PROMPT –
Search the material for the word "antérieurement" and report each line where it turns up.

EXERCISE DATA –

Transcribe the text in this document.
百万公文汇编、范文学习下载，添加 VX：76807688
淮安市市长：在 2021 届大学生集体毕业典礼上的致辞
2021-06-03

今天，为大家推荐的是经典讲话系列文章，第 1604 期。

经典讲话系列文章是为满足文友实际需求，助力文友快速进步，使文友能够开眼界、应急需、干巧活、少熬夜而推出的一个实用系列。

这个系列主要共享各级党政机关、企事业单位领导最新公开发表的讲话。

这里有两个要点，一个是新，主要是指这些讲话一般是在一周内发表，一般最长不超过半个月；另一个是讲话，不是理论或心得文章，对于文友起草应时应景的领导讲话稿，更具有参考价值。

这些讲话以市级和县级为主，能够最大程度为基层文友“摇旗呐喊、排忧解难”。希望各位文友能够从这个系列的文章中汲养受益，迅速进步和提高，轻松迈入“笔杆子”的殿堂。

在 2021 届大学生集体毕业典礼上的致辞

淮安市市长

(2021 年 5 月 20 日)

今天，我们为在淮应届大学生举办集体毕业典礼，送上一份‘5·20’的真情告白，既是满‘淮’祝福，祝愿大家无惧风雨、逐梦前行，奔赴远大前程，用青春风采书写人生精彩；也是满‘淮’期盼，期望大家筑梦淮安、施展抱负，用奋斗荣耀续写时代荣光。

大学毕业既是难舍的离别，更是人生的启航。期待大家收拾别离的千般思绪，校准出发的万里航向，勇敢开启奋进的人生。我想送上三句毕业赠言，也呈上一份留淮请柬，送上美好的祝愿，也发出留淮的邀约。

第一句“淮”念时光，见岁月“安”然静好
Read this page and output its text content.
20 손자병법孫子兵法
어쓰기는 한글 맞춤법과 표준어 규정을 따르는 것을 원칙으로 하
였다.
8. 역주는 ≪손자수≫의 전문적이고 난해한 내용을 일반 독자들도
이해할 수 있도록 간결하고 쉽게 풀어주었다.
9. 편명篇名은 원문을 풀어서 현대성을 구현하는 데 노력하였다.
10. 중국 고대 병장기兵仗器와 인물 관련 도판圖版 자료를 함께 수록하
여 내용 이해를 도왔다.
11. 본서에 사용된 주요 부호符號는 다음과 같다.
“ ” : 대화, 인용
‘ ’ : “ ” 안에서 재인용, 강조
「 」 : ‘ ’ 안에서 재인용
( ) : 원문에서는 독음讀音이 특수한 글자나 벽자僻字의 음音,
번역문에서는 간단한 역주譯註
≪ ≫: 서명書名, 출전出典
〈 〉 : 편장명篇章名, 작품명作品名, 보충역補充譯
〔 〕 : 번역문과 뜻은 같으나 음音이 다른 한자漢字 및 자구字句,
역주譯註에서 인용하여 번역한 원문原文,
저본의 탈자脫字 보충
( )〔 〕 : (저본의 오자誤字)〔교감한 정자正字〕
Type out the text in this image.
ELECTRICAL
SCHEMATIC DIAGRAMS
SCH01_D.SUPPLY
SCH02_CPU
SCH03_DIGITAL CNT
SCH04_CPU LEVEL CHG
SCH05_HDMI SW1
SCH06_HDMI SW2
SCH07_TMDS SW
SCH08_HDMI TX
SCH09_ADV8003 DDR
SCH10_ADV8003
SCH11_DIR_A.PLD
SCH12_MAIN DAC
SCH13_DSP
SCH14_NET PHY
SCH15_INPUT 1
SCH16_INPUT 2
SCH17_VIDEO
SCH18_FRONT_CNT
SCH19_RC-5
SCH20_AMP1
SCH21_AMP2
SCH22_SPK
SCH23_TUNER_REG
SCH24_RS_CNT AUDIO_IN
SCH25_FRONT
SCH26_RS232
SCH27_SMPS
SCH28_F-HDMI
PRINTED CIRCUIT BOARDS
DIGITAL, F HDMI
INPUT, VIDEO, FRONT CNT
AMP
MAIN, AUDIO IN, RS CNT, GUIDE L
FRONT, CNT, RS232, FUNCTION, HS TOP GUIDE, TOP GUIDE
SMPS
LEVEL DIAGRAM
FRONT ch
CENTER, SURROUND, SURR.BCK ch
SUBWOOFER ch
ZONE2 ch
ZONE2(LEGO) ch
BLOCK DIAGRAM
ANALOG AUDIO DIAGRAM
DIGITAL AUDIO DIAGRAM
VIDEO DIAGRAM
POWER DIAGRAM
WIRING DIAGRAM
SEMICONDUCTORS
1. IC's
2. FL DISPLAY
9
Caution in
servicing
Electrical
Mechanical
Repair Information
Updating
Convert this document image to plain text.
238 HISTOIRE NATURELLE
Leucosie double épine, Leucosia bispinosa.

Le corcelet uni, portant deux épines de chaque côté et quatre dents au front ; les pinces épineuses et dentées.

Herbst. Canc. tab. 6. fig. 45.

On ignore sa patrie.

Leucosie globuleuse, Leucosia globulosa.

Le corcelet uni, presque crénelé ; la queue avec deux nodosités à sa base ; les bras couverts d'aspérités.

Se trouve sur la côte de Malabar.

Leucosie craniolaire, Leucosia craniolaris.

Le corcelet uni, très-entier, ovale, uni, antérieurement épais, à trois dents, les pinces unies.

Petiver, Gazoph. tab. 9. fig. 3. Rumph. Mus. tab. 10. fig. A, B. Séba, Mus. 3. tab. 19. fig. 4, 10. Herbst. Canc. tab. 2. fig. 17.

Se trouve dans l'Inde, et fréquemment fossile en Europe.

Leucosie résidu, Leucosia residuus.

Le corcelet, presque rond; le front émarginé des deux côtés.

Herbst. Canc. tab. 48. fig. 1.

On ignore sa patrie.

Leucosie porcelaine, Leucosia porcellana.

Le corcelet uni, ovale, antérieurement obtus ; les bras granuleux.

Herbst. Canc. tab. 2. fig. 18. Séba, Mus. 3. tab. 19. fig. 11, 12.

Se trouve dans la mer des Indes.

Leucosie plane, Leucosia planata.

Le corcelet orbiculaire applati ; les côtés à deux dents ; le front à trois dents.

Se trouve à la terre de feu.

SOLUTION TO THIS EXERCISE –
Le corcelet uni, très-entier, ovale, uni, antérieurement épais, à trois dents, les pinces unies.
Le corcelet uni, ovale, antérieurement obtus ; les bras granuleux.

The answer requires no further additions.